» TASK TO COMPLETE: Give only the number of lines that contain the word "proportion".

» RECORDS SUPPLIED:
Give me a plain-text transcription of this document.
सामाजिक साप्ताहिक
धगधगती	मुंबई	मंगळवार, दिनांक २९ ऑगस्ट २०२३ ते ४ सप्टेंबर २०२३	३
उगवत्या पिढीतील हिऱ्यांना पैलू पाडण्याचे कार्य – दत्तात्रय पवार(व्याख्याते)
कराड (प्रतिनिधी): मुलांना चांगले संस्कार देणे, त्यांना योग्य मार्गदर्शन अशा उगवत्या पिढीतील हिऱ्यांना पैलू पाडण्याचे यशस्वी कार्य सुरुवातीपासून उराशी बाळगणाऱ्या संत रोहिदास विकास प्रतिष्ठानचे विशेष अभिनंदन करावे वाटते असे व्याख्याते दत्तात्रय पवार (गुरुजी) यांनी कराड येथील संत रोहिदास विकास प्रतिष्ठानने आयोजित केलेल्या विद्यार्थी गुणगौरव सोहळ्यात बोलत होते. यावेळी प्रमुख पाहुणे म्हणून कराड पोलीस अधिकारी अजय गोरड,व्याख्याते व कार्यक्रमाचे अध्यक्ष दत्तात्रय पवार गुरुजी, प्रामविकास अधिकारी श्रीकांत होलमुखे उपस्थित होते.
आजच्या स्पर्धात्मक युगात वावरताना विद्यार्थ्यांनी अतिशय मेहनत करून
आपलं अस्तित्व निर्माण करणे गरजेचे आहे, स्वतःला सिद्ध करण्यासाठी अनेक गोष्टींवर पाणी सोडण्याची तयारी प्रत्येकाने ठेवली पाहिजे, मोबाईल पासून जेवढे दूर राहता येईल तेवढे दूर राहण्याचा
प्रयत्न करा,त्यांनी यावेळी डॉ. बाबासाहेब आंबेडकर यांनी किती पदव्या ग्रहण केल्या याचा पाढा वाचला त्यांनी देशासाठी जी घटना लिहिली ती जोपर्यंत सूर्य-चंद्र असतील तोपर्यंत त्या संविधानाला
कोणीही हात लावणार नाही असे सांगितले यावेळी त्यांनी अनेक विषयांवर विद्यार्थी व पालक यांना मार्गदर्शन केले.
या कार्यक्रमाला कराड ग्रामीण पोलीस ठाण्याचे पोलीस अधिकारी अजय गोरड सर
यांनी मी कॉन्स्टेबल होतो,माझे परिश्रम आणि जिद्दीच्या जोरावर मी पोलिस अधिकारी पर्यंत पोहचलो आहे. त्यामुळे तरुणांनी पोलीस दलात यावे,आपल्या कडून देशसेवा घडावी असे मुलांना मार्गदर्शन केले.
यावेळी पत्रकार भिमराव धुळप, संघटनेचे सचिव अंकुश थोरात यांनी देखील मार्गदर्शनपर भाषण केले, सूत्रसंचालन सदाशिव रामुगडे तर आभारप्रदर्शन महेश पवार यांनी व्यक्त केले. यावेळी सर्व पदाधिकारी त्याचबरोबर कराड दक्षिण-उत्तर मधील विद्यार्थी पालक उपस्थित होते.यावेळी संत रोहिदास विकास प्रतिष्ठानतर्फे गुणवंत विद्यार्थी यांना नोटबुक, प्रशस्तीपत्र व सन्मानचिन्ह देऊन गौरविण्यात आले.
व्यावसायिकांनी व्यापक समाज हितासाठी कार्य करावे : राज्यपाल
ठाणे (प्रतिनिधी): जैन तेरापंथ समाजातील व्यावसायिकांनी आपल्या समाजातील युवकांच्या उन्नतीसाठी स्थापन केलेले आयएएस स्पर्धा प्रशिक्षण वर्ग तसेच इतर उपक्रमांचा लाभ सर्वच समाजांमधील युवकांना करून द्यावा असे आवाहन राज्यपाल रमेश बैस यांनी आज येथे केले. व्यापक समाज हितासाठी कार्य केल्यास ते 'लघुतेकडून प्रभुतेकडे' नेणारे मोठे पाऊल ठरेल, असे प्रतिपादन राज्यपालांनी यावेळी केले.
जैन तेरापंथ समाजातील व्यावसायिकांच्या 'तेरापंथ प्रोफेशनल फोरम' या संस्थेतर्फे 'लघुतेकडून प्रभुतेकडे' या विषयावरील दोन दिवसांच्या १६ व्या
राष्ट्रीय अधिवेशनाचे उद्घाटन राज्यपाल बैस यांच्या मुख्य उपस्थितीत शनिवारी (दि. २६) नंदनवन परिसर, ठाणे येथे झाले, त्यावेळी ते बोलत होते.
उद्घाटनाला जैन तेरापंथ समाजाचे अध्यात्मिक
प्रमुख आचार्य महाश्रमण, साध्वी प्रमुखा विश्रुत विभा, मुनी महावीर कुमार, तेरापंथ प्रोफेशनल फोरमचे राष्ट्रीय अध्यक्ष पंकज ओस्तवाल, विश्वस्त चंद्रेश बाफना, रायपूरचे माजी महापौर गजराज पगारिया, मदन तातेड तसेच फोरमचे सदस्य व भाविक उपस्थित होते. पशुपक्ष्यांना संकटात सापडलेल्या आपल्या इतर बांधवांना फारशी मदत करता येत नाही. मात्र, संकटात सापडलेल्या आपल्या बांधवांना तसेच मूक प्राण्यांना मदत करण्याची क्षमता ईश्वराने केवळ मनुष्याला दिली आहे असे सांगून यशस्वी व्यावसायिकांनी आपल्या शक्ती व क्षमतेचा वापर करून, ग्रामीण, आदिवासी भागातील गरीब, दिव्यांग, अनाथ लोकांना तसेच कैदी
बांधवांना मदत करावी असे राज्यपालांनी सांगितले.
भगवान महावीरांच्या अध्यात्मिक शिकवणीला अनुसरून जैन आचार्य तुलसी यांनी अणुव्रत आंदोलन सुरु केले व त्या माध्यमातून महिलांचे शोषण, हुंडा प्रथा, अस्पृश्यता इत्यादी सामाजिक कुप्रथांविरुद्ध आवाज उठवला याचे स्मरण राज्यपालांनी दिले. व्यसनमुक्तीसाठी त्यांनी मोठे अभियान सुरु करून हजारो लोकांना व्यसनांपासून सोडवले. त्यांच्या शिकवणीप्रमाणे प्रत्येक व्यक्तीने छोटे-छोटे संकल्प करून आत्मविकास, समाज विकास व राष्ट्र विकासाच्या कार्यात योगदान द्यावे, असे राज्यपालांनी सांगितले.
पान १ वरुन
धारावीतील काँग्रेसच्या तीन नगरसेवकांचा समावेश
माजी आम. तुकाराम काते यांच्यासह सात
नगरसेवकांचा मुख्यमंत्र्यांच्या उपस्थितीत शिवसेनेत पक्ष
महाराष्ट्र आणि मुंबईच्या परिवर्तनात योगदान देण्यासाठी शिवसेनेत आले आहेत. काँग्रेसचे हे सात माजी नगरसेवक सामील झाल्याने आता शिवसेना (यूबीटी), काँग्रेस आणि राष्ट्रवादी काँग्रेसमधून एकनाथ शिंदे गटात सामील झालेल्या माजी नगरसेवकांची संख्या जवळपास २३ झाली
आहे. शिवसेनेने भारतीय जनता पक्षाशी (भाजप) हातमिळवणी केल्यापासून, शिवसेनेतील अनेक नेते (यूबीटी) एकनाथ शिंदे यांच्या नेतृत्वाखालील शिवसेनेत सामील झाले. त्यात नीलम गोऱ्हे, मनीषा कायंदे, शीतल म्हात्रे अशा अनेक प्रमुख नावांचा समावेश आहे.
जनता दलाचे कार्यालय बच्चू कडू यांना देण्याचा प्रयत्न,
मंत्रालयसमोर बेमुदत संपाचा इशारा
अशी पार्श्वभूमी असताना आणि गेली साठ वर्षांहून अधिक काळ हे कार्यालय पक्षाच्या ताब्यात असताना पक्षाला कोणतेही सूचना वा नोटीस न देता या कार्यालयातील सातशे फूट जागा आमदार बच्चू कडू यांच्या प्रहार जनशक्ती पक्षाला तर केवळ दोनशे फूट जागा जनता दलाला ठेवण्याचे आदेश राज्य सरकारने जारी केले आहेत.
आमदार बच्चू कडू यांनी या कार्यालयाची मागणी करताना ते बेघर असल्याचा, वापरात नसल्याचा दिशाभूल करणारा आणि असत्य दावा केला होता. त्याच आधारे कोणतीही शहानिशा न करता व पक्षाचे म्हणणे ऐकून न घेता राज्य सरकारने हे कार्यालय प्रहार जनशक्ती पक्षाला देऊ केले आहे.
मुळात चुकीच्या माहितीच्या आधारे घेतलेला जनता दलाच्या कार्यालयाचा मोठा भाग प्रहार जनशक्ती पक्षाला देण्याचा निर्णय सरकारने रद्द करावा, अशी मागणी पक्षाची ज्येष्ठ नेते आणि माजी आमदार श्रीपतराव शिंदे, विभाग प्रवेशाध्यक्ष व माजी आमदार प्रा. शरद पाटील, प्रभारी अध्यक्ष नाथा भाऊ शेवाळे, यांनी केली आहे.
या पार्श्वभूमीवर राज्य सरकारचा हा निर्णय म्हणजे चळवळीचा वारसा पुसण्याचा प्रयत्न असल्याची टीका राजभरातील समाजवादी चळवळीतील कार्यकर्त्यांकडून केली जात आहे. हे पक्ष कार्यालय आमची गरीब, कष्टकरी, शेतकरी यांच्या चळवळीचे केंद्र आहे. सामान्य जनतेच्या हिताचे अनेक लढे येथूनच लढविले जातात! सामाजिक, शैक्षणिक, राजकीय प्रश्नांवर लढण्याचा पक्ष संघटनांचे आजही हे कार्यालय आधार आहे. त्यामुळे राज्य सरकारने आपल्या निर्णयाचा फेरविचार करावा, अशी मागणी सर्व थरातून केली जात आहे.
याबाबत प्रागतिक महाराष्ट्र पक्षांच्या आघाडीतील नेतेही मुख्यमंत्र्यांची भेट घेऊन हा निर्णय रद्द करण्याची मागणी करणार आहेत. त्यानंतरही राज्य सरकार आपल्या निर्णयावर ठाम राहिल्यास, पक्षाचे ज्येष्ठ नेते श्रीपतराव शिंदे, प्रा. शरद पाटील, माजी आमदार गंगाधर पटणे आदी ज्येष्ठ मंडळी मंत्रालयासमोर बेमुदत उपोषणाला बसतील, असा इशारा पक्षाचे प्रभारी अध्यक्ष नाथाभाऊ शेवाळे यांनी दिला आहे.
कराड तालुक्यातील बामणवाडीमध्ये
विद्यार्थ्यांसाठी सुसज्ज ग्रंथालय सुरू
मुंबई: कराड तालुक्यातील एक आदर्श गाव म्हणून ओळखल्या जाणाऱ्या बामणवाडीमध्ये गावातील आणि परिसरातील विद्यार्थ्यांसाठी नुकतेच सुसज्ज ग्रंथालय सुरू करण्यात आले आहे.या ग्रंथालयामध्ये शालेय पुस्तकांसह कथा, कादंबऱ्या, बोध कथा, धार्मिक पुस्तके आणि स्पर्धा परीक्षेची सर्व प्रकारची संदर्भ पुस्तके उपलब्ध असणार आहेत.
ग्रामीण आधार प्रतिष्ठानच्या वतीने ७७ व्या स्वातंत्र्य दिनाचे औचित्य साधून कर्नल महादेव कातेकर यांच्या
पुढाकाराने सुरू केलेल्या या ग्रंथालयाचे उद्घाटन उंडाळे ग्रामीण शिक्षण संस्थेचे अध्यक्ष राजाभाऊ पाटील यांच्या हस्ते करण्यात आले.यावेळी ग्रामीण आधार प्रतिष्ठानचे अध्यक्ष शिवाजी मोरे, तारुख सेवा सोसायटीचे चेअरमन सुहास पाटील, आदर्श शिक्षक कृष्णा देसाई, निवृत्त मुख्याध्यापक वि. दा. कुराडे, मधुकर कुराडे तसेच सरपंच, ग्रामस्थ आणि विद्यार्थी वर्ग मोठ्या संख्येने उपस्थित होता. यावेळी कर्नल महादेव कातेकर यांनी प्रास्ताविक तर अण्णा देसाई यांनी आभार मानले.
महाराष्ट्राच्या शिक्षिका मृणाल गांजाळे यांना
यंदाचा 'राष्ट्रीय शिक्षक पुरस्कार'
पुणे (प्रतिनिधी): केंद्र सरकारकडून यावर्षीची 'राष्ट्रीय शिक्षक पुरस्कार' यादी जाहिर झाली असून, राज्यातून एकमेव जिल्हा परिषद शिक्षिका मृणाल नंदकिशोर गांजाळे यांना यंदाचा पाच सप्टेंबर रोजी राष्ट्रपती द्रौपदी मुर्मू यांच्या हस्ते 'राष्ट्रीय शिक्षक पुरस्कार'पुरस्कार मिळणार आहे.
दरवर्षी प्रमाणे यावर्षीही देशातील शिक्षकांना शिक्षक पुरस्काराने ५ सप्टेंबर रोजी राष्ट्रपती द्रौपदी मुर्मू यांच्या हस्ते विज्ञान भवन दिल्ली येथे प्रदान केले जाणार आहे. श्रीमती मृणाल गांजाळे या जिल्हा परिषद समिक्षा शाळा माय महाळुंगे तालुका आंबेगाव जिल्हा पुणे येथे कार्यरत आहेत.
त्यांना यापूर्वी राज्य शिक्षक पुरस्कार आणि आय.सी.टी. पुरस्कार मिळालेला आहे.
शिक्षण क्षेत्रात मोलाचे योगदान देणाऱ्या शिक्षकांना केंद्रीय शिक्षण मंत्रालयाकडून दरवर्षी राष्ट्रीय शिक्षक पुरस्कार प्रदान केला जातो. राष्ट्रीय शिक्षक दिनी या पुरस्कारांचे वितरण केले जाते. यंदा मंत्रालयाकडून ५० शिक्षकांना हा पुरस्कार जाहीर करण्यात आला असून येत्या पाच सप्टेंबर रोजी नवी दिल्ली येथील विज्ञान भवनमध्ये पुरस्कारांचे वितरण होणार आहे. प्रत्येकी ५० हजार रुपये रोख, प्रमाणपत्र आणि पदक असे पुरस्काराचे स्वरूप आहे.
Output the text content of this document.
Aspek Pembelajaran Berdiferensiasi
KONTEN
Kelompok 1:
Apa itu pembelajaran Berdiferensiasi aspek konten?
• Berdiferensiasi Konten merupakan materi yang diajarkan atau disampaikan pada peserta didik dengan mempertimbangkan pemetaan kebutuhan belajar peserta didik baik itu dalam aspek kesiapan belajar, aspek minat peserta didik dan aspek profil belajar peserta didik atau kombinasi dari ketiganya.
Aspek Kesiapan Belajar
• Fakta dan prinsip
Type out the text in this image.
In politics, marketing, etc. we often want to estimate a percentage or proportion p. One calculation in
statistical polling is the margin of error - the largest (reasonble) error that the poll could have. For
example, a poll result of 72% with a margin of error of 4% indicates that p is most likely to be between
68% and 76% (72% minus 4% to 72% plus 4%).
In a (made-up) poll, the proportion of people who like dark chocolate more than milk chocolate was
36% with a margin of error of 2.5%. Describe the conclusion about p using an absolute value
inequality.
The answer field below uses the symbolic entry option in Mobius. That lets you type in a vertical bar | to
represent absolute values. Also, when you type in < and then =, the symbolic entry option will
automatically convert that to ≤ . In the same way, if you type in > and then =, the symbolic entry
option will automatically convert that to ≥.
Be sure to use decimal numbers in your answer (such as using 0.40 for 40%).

» RESPONSE TO THE EXERCISE: 2